--- Begin ---

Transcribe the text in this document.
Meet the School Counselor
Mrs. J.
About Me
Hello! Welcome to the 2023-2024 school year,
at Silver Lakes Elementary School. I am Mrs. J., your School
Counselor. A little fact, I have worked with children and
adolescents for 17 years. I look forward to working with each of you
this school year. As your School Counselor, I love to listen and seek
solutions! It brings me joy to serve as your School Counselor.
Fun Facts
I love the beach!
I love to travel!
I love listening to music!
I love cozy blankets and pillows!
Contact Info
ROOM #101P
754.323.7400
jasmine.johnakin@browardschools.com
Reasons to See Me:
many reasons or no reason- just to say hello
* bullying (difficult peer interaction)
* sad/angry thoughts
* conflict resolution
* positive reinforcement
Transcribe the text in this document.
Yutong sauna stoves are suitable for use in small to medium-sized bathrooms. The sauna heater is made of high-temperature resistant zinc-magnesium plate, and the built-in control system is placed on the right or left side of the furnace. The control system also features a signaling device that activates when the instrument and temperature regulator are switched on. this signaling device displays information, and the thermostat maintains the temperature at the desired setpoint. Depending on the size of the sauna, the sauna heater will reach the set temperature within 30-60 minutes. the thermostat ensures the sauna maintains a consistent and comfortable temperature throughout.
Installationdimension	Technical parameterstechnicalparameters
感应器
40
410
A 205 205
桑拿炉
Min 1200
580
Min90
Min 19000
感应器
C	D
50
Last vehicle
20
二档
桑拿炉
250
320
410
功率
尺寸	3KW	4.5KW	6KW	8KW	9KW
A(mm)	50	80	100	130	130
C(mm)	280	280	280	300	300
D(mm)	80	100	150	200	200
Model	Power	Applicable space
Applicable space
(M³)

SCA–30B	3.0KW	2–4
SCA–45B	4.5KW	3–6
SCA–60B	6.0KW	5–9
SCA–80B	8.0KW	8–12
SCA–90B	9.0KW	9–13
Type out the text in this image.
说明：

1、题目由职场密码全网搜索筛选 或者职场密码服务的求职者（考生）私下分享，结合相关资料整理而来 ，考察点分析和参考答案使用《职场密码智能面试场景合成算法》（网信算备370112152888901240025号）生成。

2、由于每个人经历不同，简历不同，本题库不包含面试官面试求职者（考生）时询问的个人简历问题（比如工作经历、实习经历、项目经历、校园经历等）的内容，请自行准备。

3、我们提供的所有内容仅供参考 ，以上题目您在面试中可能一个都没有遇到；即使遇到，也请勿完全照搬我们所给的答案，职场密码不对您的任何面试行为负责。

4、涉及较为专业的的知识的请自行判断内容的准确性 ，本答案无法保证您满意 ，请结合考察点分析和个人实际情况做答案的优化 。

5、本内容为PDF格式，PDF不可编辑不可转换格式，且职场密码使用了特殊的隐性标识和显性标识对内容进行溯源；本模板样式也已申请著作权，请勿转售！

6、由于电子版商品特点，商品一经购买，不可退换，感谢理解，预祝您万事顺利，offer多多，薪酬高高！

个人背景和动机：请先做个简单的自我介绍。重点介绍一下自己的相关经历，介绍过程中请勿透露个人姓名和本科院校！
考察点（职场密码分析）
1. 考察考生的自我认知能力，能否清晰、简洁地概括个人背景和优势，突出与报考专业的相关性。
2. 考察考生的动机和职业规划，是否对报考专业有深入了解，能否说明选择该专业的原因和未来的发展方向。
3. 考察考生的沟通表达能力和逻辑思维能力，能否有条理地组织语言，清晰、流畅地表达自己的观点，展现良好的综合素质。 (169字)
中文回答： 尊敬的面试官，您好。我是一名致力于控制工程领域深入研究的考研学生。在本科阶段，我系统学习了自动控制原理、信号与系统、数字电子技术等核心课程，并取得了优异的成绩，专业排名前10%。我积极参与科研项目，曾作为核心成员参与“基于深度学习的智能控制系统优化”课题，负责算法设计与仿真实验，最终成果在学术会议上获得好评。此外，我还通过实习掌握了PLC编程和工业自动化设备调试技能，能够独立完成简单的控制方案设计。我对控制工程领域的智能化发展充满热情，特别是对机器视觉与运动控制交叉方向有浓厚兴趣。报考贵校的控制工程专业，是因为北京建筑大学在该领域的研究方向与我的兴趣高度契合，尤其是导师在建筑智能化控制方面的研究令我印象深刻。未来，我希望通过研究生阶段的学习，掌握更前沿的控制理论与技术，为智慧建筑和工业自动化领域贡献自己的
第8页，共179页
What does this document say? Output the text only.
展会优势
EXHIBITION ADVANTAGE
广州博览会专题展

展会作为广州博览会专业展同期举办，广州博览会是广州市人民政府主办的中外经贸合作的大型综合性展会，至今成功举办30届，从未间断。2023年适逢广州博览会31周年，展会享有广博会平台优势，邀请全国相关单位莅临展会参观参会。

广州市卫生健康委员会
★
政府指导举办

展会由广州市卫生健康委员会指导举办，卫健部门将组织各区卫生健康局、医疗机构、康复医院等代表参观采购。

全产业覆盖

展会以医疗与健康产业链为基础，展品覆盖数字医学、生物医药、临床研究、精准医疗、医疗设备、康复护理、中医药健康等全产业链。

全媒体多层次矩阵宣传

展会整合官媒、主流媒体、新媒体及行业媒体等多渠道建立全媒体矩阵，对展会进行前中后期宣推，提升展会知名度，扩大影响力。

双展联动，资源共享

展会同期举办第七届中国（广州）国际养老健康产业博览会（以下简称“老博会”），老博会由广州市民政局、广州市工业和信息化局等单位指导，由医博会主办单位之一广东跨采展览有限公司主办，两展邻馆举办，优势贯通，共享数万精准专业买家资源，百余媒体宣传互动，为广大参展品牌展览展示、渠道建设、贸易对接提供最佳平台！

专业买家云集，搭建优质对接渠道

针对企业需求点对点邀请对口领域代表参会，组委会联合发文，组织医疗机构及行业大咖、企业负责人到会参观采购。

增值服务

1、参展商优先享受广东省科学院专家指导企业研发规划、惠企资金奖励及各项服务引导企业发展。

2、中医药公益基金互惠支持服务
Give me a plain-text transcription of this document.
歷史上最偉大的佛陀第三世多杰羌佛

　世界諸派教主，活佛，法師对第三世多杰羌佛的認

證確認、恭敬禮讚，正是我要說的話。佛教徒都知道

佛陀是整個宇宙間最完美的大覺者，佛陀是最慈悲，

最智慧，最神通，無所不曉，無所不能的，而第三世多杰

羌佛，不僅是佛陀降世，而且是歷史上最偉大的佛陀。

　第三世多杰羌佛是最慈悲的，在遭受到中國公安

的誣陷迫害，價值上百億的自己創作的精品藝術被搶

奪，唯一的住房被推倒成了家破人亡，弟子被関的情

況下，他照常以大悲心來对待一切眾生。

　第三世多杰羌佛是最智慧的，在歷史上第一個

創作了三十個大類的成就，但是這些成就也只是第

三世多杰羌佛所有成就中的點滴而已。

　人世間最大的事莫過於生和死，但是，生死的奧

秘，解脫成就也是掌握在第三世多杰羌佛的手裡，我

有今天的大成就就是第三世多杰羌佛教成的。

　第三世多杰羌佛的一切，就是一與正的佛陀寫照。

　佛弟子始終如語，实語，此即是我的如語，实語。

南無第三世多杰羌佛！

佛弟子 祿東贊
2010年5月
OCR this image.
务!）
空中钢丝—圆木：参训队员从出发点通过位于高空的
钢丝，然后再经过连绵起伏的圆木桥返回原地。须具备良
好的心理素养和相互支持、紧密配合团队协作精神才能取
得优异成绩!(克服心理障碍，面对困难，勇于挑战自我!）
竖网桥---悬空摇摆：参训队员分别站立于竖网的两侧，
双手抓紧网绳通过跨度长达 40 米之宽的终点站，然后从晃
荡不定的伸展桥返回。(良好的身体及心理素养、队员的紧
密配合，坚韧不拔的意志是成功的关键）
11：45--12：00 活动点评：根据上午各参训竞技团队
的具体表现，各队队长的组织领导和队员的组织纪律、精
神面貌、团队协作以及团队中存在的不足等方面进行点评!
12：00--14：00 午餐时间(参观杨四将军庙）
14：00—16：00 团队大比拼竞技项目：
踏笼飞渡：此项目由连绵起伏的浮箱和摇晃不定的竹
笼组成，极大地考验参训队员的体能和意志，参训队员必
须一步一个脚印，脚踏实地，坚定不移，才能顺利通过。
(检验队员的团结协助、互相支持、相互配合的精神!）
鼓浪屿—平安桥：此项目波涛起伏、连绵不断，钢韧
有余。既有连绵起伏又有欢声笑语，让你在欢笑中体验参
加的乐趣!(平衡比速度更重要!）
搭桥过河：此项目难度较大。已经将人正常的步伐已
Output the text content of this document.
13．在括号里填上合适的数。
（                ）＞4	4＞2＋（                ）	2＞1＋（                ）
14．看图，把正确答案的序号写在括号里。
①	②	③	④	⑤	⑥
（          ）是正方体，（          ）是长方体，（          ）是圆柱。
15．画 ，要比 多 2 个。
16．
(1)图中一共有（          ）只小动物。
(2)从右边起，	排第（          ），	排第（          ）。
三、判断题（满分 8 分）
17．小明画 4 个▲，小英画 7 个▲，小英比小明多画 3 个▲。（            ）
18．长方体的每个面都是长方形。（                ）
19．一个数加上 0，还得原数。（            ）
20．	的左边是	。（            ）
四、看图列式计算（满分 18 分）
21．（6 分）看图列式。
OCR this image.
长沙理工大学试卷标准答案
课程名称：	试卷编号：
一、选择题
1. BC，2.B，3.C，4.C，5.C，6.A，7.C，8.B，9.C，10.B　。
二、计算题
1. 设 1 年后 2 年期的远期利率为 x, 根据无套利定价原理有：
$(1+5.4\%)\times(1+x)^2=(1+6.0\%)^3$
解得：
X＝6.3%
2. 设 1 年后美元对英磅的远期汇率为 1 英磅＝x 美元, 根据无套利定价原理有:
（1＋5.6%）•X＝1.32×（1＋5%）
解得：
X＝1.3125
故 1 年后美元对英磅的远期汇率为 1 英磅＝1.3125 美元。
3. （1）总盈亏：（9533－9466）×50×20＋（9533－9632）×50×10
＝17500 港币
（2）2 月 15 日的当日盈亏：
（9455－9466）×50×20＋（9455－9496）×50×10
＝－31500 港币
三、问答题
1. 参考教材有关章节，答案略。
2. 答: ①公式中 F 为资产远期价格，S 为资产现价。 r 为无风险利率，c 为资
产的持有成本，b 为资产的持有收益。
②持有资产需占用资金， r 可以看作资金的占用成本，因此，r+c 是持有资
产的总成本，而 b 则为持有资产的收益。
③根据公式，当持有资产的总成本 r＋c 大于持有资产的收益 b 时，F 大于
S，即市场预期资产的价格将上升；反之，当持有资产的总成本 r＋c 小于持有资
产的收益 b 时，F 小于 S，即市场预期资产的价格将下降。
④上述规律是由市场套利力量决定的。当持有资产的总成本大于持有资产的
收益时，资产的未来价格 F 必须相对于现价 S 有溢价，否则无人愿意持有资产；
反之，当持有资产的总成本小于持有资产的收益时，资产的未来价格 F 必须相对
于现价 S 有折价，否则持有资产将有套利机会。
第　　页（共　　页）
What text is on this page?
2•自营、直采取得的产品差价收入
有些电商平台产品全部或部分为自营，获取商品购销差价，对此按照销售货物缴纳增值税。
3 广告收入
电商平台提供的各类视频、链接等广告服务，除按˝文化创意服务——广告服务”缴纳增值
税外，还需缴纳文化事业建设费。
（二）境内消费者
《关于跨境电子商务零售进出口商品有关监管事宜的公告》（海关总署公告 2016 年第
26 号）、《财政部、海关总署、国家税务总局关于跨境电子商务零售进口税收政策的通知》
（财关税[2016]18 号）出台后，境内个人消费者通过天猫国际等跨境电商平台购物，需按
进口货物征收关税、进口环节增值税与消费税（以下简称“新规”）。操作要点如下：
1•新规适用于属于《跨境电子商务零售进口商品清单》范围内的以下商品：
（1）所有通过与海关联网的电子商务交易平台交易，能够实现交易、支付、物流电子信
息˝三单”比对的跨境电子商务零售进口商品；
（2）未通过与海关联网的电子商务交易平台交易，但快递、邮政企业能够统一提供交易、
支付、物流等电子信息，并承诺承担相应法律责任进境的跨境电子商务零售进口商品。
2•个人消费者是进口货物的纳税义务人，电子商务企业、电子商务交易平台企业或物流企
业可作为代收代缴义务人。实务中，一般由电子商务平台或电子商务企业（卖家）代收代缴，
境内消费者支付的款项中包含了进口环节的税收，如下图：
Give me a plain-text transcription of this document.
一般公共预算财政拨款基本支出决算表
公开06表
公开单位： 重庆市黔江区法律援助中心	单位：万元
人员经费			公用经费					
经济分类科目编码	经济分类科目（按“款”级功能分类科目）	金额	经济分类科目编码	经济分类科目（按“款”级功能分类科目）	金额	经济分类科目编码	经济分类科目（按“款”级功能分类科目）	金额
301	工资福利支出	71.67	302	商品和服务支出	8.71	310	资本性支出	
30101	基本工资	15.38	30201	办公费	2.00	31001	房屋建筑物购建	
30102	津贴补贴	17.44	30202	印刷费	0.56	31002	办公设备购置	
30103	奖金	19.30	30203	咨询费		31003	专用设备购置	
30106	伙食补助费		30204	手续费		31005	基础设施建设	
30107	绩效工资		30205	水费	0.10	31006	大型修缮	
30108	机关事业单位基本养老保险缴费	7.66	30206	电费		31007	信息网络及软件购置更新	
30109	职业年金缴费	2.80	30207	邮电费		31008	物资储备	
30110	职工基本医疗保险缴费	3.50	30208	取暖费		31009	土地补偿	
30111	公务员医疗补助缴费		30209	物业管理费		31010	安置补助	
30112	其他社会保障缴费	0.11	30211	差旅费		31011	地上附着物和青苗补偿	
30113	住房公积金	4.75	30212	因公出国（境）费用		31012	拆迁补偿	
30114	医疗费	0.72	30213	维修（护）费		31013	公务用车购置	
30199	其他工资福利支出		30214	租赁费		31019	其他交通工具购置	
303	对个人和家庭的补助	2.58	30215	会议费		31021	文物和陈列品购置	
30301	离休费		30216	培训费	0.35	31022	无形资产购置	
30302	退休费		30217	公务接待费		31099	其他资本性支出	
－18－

--- End ---

Work to complete: Pull every line holding "text" out of the records.

Solution:
Transcribe the text in this document.
Transcribe the text in this document.
Type out the text in this image.
What does this document say? Output the text only.
Give me a plain-text transcription of this document.
Output the text content of this document.
What text is on this page?
Give me a plain-text transcription of this document.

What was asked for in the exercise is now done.